Het antwoord op deze vragen (en zoveel meer) kunnen jullie terugvinden in de FAQ die recent door de Federatie van Algemene Bouwaannemers werd gepubliceerd en hier kan worden geraadpleegd.
Heb je specifieke vragen die niet in de FAQ werden behandeld? Aarzel dan zeker niet om ons hiervan op de hoogte te brengen!
I. VOORAFGAAND: ONDERSCHEID MET DE ANDERE SOORTEN AANSPRAKELIJKHEID VAN DE AANNEMER
(1) Vóór de aanvaarding van de werken
– Contractuele aansprakelijkheid
De aannemer moet de werken uitvoeren in overeenstemming met de aannemingsovereenkomst. Doet hij dit niet, dan begaat hij een contractuele fout en is hij daarvoor aansprakelijk.
Enkele voorbeelden van contractuele fouten: uitvoering van de werken niet conform de regels van de kunst, het niet tijdig uitvoeren van de werken, niet naleving van de informatieplicht, contractuele wanprestaties van de onderaannemer, etc…
– Aansprakelijkheid voor zichtbare gebreken
Zichtbare gebreken zijn gebreken die bij een normaal onderzoek niet aan de aandacht mogen ontsnappen. Bij de voorlopige oplevering (de materiële terbeschikkingstelling van het uitgevoerde werk door de aannemer aan de bouwheer met vaststelling van de voltooiing van de werken), moeten deze gebreken worden gemeld. Indien deze gebreken gemeld werden bij de voorlopige oplevering (dit wordt dan ‘aanvaarding onder voorbehoud’ genoemd) is de aannemer ertoe gehouden om deze gebreken recht te zetten, alvorens tot de definitieve aanvaarding kan worden overgegaan.

--*--

== Opdracht 1 ==
Geef uit de rijen ongewijzigd het stuk terug van de regel met "- kontraindikasi-line: Tidak" tot en met de regel met "- indikasi-list: [160, 620, 560, 734]".

Geannoteerde elementregels:
--*--

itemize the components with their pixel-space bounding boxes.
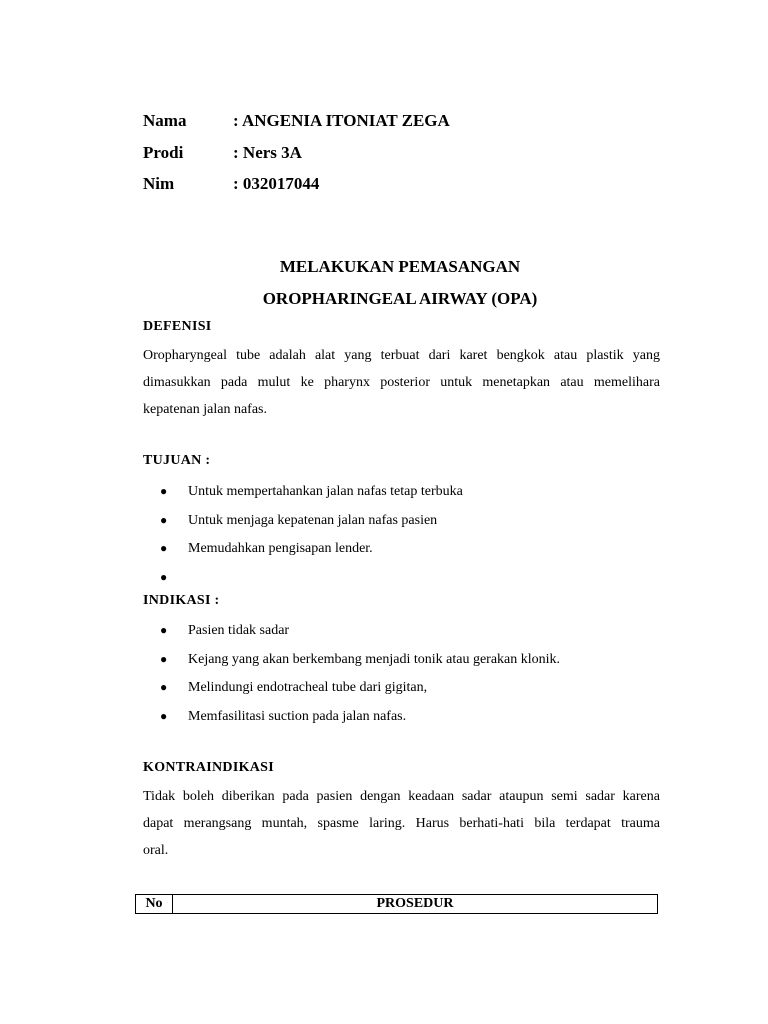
- kontraindikasi-line: Tidak boleh diberikan pada pasien dengan keadaan sadar ataupun semi sadar karena: [143, 789, 660, 804]
- tujuan-heading: TUJUAN :: [143, 453, 211, 468]
- bullet-icon: ●: [160, 623, 168, 637]
- indikasi-list: [160, 620, 560, 734]
- bullet-icon: ●: [160, 708, 168, 723]
- nim-value: : 032017044: [233, 174, 320, 193]
- document-title-line-1: MELAKUKAN PEMASANGAN: [279, 257, 521, 276]
- defenisi-line: Oropharyngeal tube adalah alat yang terbuat dari karet bengkok atau plastik yang: [143, 348, 660, 363]
- tujuan-item-text: Untuk menjaga kepatenan jalan nafas pasien: [188, 512, 438, 528]
- bullet-icon: ●: [160, 569, 168, 584]
- nim-row: [143, 173, 319, 195]
- kontraindikasi-line: dapat merangsang muntah, spasme laring. Harus berhati-hati bila terdapat trauma: [143, 816, 660, 831]
- indikasi-heading: INDIKASI :: [143, 593, 220, 608]
- list-item: [160, 538, 463, 567]
- list-item: [160, 706, 560, 735]
- nim-label: Nim: [143, 174, 175, 193]
- indikasi-item-text: Memfasilitasi suction pada jalan nafas.: [188, 708, 407, 724]
- defenisi-paragraph: [143, 346, 660, 427]
- bullet-icon: ●: [160, 651, 168, 666]
- table-row: [136, 895, 658, 914]
- defenisi-line: kepatenan jalan nafas.: [143, 402, 267, 417]
- bullet-icon: ●: [160, 541, 168, 555]
- bullet-icon: ●: [160, 484, 168, 498]
- prosedur-table: [135, 894, 658, 914]
- list-item: [160, 510, 463, 539]
- tujuan-list: [160, 481, 463, 595]
- prodi-row: [143, 142, 302, 164]
- table-header-no: No: [136, 895, 173, 914]
- kontraindikasi-heading: KONTRAINDIKASI: [143, 760, 274, 775]
- prodi-label: Prodi: [143, 143, 184, 162]
- tujuan-item-text: Untuk mempertahankan jalan nafas tetap terbuka: [188, 484, 463, 499]
- indikasi-item-text: Melindungi endotracheal tube dari gigitan,: [188, 680, 428, 695]
- kontraindikasi-paragraph: [143, 787, 660, 868]
- bullet-icon: ●: [160, 680, 168, 694]
- nama-row: [143, 110, 450, 132]
- defenisi-heading: DEFENISI: [143, 319, 212, 334]
- list-item: [160, 620, 560, 649]
- table-header-prosedur: PROSEDUR: [173, 895, 658, 914]
- list-item: [160, 649, 560, 678]
- document-title-line-2: OROPHARINGEAL AIRWAY (OPA): [262, 289, 538, 308]
- list-item: [160, 481, 463, 510]
- bullet-icon: ●: [160, 512, 168, 527]
- kontraindikasi-line: oral.: [143, 843, 169, 858]
- tujuan-item-text: Memudahkan pengisapan lender.: [188, 541, 373, 556]
- list-item: [160, 677, 560, 706]
- indikasi-item-text: Pasien tidak sadar: [188, 623, 290, 638]
- nama-value: : ANGENIA ITONIAT ZEGA: [233, 111, 450, 130]
- defenisi-line: dimasukkan pada mulut ke pharynx posterior untuk menetapkan atau memelihara: [143, 375, 660, 390]
- prodi-value: : Ners 3A: [233, 143, 302, 162]
- indikasi-item-text: Kejang yang akan berkembang menjadi tonik atau gerakan klonik.: [188, 651, 561, 667]
- nama-label: Nama: [143, 111, 187, 130]
- list-item: [160, 567, 463, 596]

--*--

== Opdracht 2 ==
Hoe heet het volgens het tekstfragment als zichtbare gebreken bij de voorlopige oplevering gemeld worden?

== Antwoord 1 ==
- kontraindikasi-line: Tidak boleh diberikan pada pasien dengan keadaan sadar ataupun semi sadar karena: [143, 789, 660, 804]
- tujuan-heading: TUJUAN :: [143, 453, 211, 468]
- bullet-icon: ●: [160, 623, 168, 637]
- indikasi-list: [160, 620, 560, 734]

== Antwoord 2 ==
Aanvaarding onder voorbehoud.